▶ WRITTEN TASK: Pull every line containing the word "Brick" from the records.

· · · · · · ·

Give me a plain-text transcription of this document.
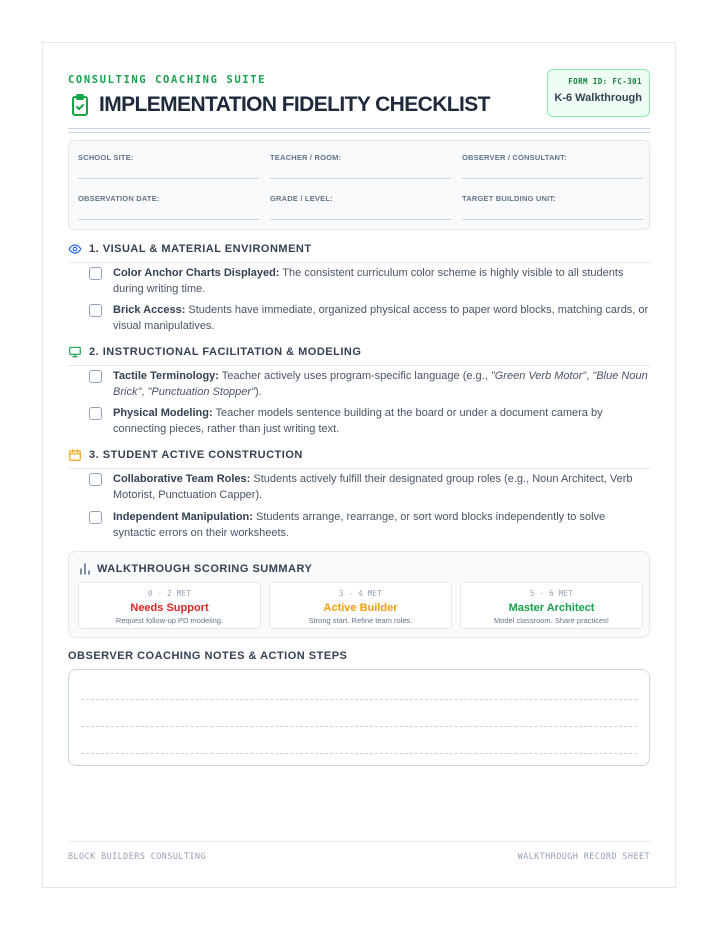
CONSULTING COACHING SUITE
IMPLEMENTATION FIDELITY CHECKLIST
FORM ID: FC-301
K-6 Walkthrough
SCHOOL SITE:	TEACHER / ROOM:	OBSERVER / CONSULTANT:
OBSERVATION DATE:	GRADE / LEVEL:	TARGET BUILDING UNIT:
1. VISUAL & MATERIAL ENVIRONMENT
Color Anchor Charts Displayed: The consistent curriculum color scheme is highly visible to all students during writing time.
Brick Access: Students have immediate, organized physical access to paper word blocks, matching cards, or visual manipulatives.
2. INSTRUCTIONAL FACILITATION & MODELING
Tactile Terminology: Teacher actively uses program-specific language (e.g., "Green Verb Motor", "Blue Noun Brick", "Punctuation Stopper").
Physical Modeling: Teacher models sentence building at the board or under a document camera by connecting pieces, rather than just writing text.
3. STUDENT ACTIVE CONSTRUCTION
Collaborative Team Roles: Students actively fulfill their designated group roles (e.g., Noun Architect, Verb Motorist, Punctuation Capper).
Independent Manipulation: Students arrange, rearrange, or sort word blocks independently to solve syntactic errors on their worksheets.
WALKTHROUGH SCORING SUMMARY
0 - 2 MET
Needs Support
Request follow-up PD modeling.
3 - 4 MET
Active Builder
Strong start. Refine team roles.
5 - 6 MET
Master Architect
Model classroom. Share practices!
OBSERVER COACHING NOTES & ACTION STEPS
BLOCK BUILDERS CONSULTING	WALKTHROUGH RECORD SHEET
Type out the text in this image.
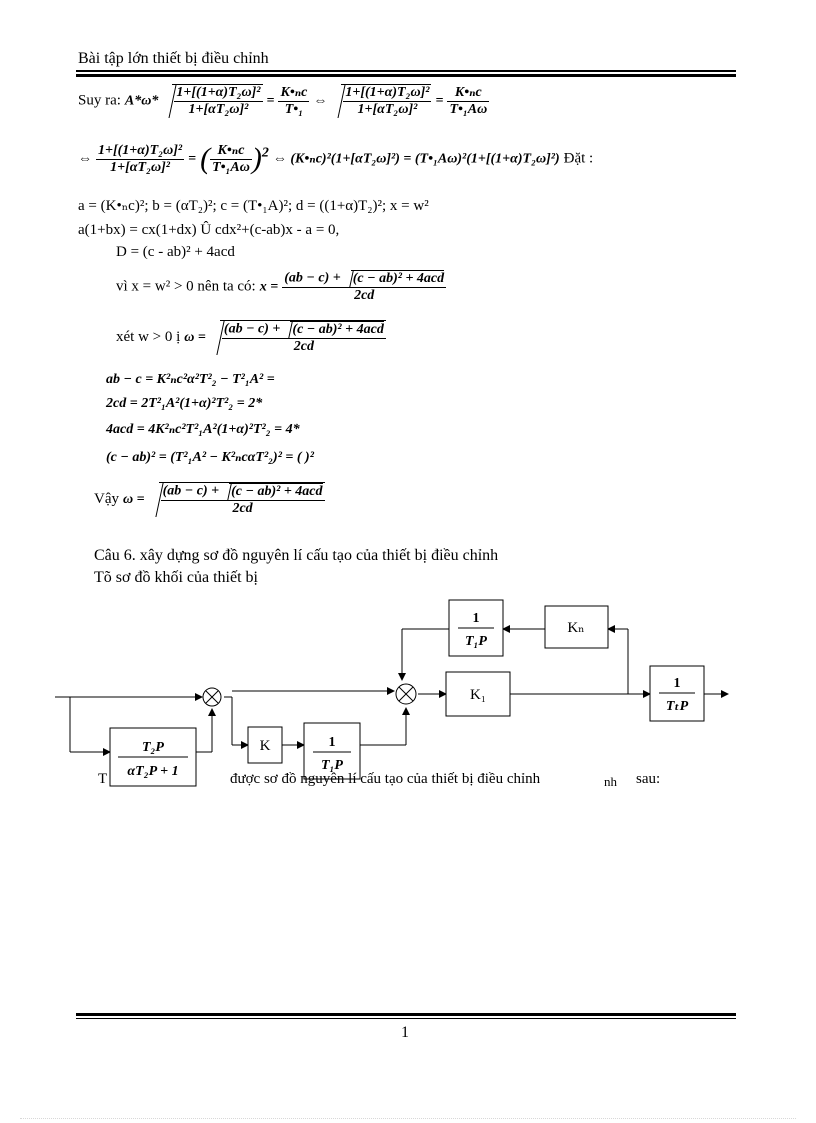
Bài tập lớn thiết bị điều chỉnh
Suy ra: $A*\omega* \frac{\text{1+[(1+α)T₂ω]²}}{\text{1+[αT₂ω]²}} = \frac{\text{K•ₙc}}{\text{T•₁}}$ ⇔ $\frac{\text{1+[(1+α)T₂ω]²}}{\text{1+[αT₂ω]²}} = \frac{\text{K•ₙc}}{\text{T•₁Aω}}$
⇔ $\frac{\text{1+[(1+α)T₂ω]²}}{\text{1+[αT₂ω]²}}$ = ( $\frac{\text{K•ₙc}}{\text{T•₁Aω}} )^2$ ⇔ (K•ₙc)²(1+[αT₂ω]²) = (T•₁Aω)²(1+[(1+α)T₂ω]²) Đặt :
a = (K•ₙc)²; b = (αT₂)²; c = (T•₁A)²; d = ((1+α)T₂)²; x = w²
a(1+bx) = cx(1+dx) Û cdx²+(c-ab)x - a = 0,
D = (c - ab)² + 4acd
vì x = w² > 0 nên ta có: $x = \frac{\text{(ab − c) + (c − ab)² + 4acd}}{2cd}$
xét w > 0 ị $\omega = \frac{\text{(ab − c) + (c − ab)² + 4acd}}{2cd}$
ab − c = K²ₙc²α²T²₂ − T²₁A² =
2cd = 2T²₁A²(1+α)²T²₂ = 2*
4acd = 4K²ₙc²T²₁A²(1+α)²T²₂ = 4*
(c − ab)² = (T²₁A² − K²ₙcαT²₂)² = ( )²
Vậy $\omega = \frac{\text{(ab − c) + (c − ab)² + 4acd}}{2cd}$
Câu 6. xây dựng sơ đồ nguyên lí cấu tạo của thiết bị điều chỉnh
Tõ sơ đồ khối của thiết bị
1
T₁P
Kₙ
K₁
1
TₜP
K	1
T₁P
T₂P
αT₂P + 1
T	được sơ đồ nguyên lí cấu tạo của thiết bị điều chỉnh	nh sau:
1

· · · · · · ·

▶ OUTPUT FOR THIS EXERCISE:
Brick Access: Students have immediate, organized physical access to paper word blocks, matching cards, or visual manipulatives.
Tactile Terminology: Teacher actively uses program-specific language (e.g., "Green Verb Motor", "Blue Noun Brick", "Punctuation Stopper").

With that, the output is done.